Problem.
Extract the complete listing and output it unchanged.

Data items.
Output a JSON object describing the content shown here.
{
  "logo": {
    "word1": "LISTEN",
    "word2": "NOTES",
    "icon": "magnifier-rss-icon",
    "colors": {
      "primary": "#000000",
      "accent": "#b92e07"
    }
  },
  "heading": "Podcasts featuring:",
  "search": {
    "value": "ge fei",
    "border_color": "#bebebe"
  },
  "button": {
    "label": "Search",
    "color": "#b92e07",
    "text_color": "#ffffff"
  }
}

Correct output.
Output a JSON object describing the content shown here.
{
  "logo": {
    "word1": "LISTEN",
    "word2": "NOTES",
    "icon": "magnifier-rss-icon",
    "colors": {
      "primary": "#000000",
      "accent": "#b92e07"
    }
  },
  "heading": "Podcasts featuring:",
  "search": {
    "value": "ge fei",
    "border_color": "#bebebe"
  },
  "button": {
    "label": "Search",
    "color": "#b92e07",
    "text_color": "#ffffff"
  }
}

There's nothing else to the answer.